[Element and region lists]
☆ ☆ ☆ ☆
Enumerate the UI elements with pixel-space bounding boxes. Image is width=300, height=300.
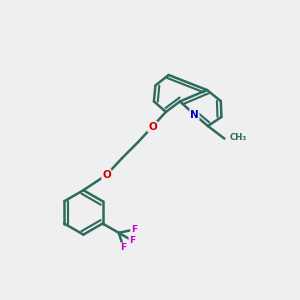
Text: F: F [131, 225, 137, 234]
Text: O: O [148, 122, 157, 132]
Text: O: O [102, 170, 111, 180]
Text: CH₃: CH₃ [230, 134, 247, 142]
Text: F: F [129, 236, 135, 245]
Text: F: F [121, 243, 127, 252]
Text: N: N [190, 110, 199, 120]
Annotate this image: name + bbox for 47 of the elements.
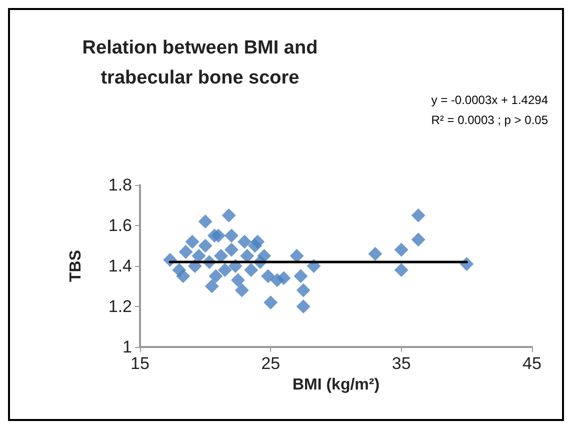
point bbox=[257, 248, 272, 263]
point bbox=[224, 242, 238, 257]
point bbox=[261, 269, 276, 284]
point bbox=[198, 238, 212, 253]
point bbox=[250, 234, 265, 249]
point bbox=[222, 208, 236, 222]
point bbox=[264, 295, 278, 310]
text: R² = 0.0003 ; p > 0.05 bbox=[431, 113, 548, 127]
point bbox=[296, 283, 310, 298]
point bbox=[234, 283, 249, 298]
point bbox=[176, 269, 190, 284]
point bbox=[185, 234, 200, 249]
point bbox=[368, 246, 382, 261]
x-axis-title: BMI (kg/m²) bbox=[292, 376, 380, 394]
point bbox=[240, 248, 254, 263]
point bbox=[214, 248, 228, 263]
y-tick-label: 1.6 bbox=[108, 216, 132, 235]
x-tick-label: 15 bbox=[130, 354, 150, 373]
point bbox=[218, 263, 232, 278]
x-tick-label: 35 bbox=[392, 354, 411, 373]
point bbox=[290, 248, 304, 263]
point bbox=[224, 228, 238, 243]
x-tick-label: 25 bbox=[261, 354, 280, 373]
point bbox=[198, 214, 212, 228]
y-tick-label: 1.4 bbox=[108, 256, 132, 276]
point bbox=[244, 263, 258, 278]
point bbox=[394, 263, 408, 278]
point bbox=[178, 244, 193, 259]
point bbox=[296, 300, 310, 314]
point bbox=[276, 271, 291, 286]
text: y = -0.0003x + 1.4294 bbox=[431, 93, 548, 107]
point bbox=[411, 232, 426, 247]
point bbox=[394, 242, 408, 257]
y-axis-title: TBS bbox=[68, 250, 84, 282]
point bbox=[192, 248, 206, 263]
point bbox=[294, 269, 308, 284]
point bbox=[208, 269, 223, 284]
chart-title: Relation between BMI and trabecular bone score bbox=[82, 38, 318, 88]
x-tick-label: 45 bbox=[522, 354, 542, 373]
point bbox=[204, 279, 219, 294]
y-tick-label: 1.2 bbox=[108, 297, 132, 316]
point bbox=[411, 208, 426, 222]
point bbox=[231, 273, 245, 288]
y-tick-label: 1.8 bbox=[108, 176, 132, 194]
point bbox=[211, 228, 226, 243]
y-tick-label: 1 bbox=[122, 338, 132, 356]
point bbox=[238, 234, 252, 249]
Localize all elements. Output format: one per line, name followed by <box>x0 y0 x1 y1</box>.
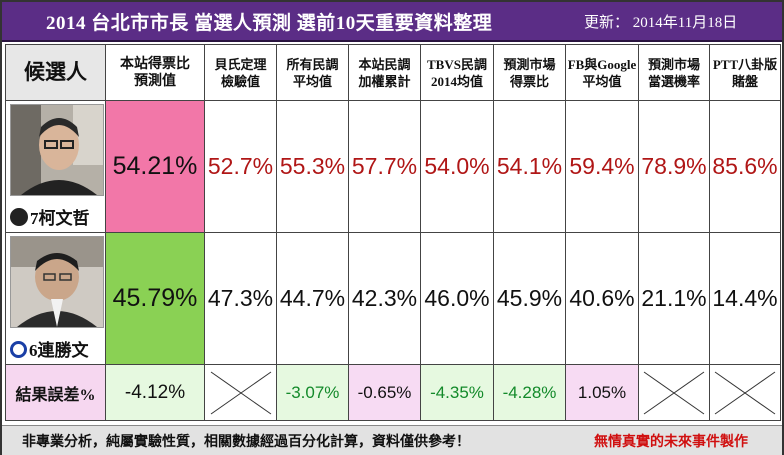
col-header-site-polls: 本站民調 加權累計 <box>348 44 421 101</box>
col-header-all-polls: 所有民調 平均值 <box>276 44 349 101</box>
col-header-candidate: 候選人 <box>5 44 106 101</box>
col-header-ptt: PTT八卦版 賭盤 <box>709 44 781 101</box>
value-cell: 54.0% <box>420 100 494 233</box>
error-cell-site: -4.12% <box>105 364 205 421</box>
candidate-cell: 7柯文哲 <box>5 100 106 233</box>
prediction-table: 候選人 本站得票比 預測值 貝氏定理 檢驗值 所有民調 平均值 本站民調 加權累… <box>5 44 781 421</box>
site-prediction-value: 45.79% <box>105 232 205 365</box>
error-row: 結果誤差% -4.12% -3.07% -0.65% -4.35% -4.28%… <box>5 364 781 421</box>
header-row: 候選人 本站得票比 預測值 貝氏定理 檢驗值 所有民調 平均值 本站民調 加權累… <box>5 44 781 101</box>
credit-text: 無情真實的未來事件製作 <box>594 435 748 450</box>
value-cell: 14.4% <box>709 232 781 365</box>
disclaimer-note: 非專業分析，純屬實驗性質，相關數據經過百分化計算，資料僅供參考！ <box>22 435 470 450</box>
error-cell: -3.07% <box>276 364 349 421</box>
value-cell: 52.7% <box>204 100 277 233</box>
error-cell: -4.28% <box>493 364 566 421</box>
party-icon-independent <box>10 208 28 226</box>
footer-bar: 非專業分析，純屬實驗性質，相關數據經過百分化計算，資料僅供參考！ 無情真實的未來… <box>2 425 782 455</box>
col-header-fb-google: FB與Google 平均值 <box>565 44 639 101</box>
table-row: 7柯文哲 54.21% 52.7% 55.3% 57.7% 54.0% 54.1… <box>5 100 781 233</box>
value-cell: 78.9% <box>638 100 710 233</box>
value-cell: 57.7% <box>348 100 421 233</box>
empty-cross-cell <box>204 364 277 421</box>
candidate-cell: 6連勝文 <box>5 232 106 365</box>
value-cell: 45.9% <box>493 232 566 365</box>
empty-cross-cell <box>709 364 781 421</box>
value-cell: 46.0% <box>420 232 494 365</box>
error-cell: -4.35% <box>420 364 494 421</box>
col-header-site-prediction: 本站得票比 預測值 <box>105 44 205 101</box>
value-cell: 55.3% <box>276 100 349 233</box>
site-prediction-value: 54.21% <box>105 100 205 233</box>
value-cell: 40.6% <box>565 232 639 365</box>
candidate-name: 6連勝文 <box>10 336 89 361</box>
empty-cross-cell <box>638 364 710 421</box>
col-header-market-share: 預測市場 得票比 <box>493 44 566 101</box>
col-header-market-win: 預測市場 當選機率 <box>638 44 710 101</box>
error-cell: 1.05% <box>565 364 639 421</box>
party-icon-kmt <box>10 341 27 358</box>
value-cell: 21.1% <box>638 232 710 365</box>
value-cell: 47.3% <box>204 232 277 365</box>
updated-date: 更新： 2014年11月18日 <box>584 15 738 31</box>
candidate-photo <box>10 236 104 328</box>
col-header-tbvs: TBVS民調 2014均值 <box>420 44 494 101</box>
title-bar: 2014 台北市市長 當選人預測 選前10天重要資料整理 更新： 2014年11… <box>2 2 782 42</box>
col-header-bayes: 貝氏定理 檢驗值 <box>204 44 277 101</box>
table-row: 6連勝文 45.79% 47.3% 44.7% 42.3% 46.0% 45.9… <box>5 232 781 365</box>
value-cell: 42.3% <box>348 232 421 365</box>
value-cell: 54.1% <box>493 100 566 233</box>
value-cell: 85.6% <box>709 100 781 233</box>
candidate-name: 7柯文哲 <box>10 204 90 229</box>
error-cell: -0.65% <box>348 364 421 421</box>
value-cell: 44.7% <box>276 232 349 365</box>
value-cell: 59.4% <box>565 100 639 233</box>
error-row-label: 結果誤差% <box>5 364 106 421</box>
candidate-photo <box>10 104 104 196</box>
page-title: 2014 台北市市長 當選人預測 選前10天重要資料整理 <box>46 13 493 34</box>
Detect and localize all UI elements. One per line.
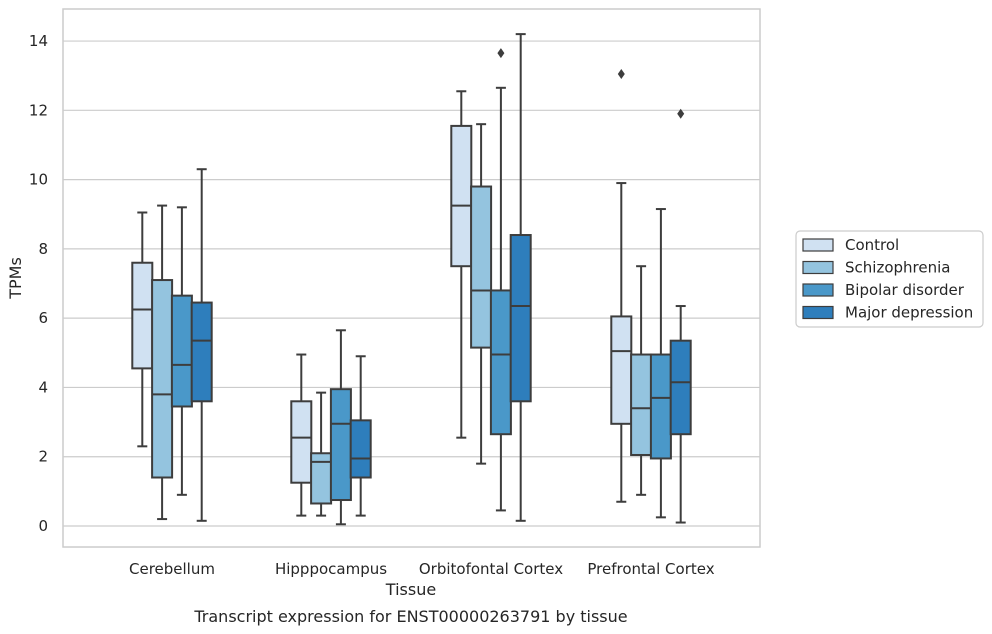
x-tick-labels: Cerebellum Hipppocampus Orbitofontal Corte… (129, 560, 715, 578)
legend-label: Major depression (845, 304, 973, 322)
box-body (450, 124, 473, 268)
legend: Control Schizophrenia Bipolar disorder Majo… (795, 230, 984, 328)
box-body (290, 400, 313, 484)
y-tick-label: 0 (38, 517, 48, 535)
box-schizophrenia (470, 123, 493, 465)
box-body (349, 419, 372, 479)
legend-swatch (802, 305, 834, 320)
legend-label: Schizophrenia (845, 259, 950, 277)
x-tick-label: Hipppocampus (275, 560, 387, 578)
box-body (329, 388, 352, 502)
y-tick-label: 10 (29, 171, 48, 189)
box-body (669, 339, 692, 436)
legend-frame (795, 230, 984, 328)
box-control (131, 211, 154, 448)
legend-swatch (802, 238, 834, 252)
box-body (489, 289, 512, 436)
box-bipolar-disorder (489, 48, 512, 512)
legend-swatch (802, 260, 834, 275)
y-tick-labels: 0 2 4 6 8 10 12 14 (29, 32, 48, 535)
y-tick-label: 12 (29, 101, 48, 119)
box-body (630, 353, 653, 456)
y-tick-label: 6 (38, 309, 48, 327)
box-schizophrenia (151, 204, 174, 521)
plot-frame (62, 8, 761, 548)
y-tick-label: 8 (38, 240, 48, 258)
outlier-point (677, 108, 685, 119)
legend-swatch (802, 283, 834, 297)
outlier-point (617, 68, 625, 79)
x-axis-label: Tissue (385, 580, 436, 599)
box-body (190, 301, 213, 403)
outlier-point (497, 48, 505, 59)
y-tick-label: 2 (38, 448, 48, 466)
box-major-depression (509, 33, 532, 522)
box-body (509, 234, 532, 403)
chart-title: Transcript expression for ENST0000026379… (193, 607, 627, 626)
y-axis-label: TPMs (6, 257, 25, 300)
box-control (290, 353, 313, 517)
box-major-depression (349, 355, 372, 517)
box-bipolar-disorder (170, 206, 193, 496)
box-body (170, 294, 193, 408)
x-tick-label: Orbitofontal Cortex (419, 560, 563, 578)
box-body (131, 261, 154, 370)
box-body (649, 353, 672, 460)
box-control (610, 68, 633, 503)
box-control (450, 90, 473, 439)
box-schizophrenia (310, 391, 333, 517)
y-tick-label: 4 (38, 378, 48, 396)
box-body (470, 185, 493, 349)
box-schizophrenia (630, 265, 653, 496)
box-body (151, 279, 174, 479)
legend-label: Bipolar disorder (845, 281, 965, 299)
box-bipolar-disorder (329, 329, 352, 526)
box-major-depression (669, 108, 692, 524)
box-major-depression (190, 168, 213, 522)
x-tick-label: Cerebellum (129, 560, 215, 578)
box-groups (131, 33, 692, 526)
x-tick-label: Prefrontal Cortex (587, 560, 714, 578)
box-bipolar-disorder (649, 208, 672, 519)
y-tick-label: 14 (29, 32, 48, 50)
box-body (610, 315, 633, 425)
legend-label: Control (845, 236, 899, 254)
box-body (310, 452, 333, 505)
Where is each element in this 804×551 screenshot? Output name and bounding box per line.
☆ ☆ ☆ ☆
**WRITTEN EXERCISE:** Copy out the items line for line, from the very beginning through the line that contains "Annotate this image: name", including both of those lines. Leave the pictures out of your copy.

**RESPONSE TO THE TASK:**
Enumerate the UI elements with pixel-space bounding boxes. Image is width=300, height=300.
Text: F: F [131, 225, 137, 234]
Text: O: O [148, 122, 157, 132]
Text: O: O [102, 170, 111, 180]
Text: CH₃: CH₃ [230, 134, 247, 142]
Text: F: F [129, 236, 135, 245]
Text: F: F [121, 243, 127, 252]
Text: N: N [190, 110, 199, 120]
Annotate this image: name + bbox for 47 of the elements.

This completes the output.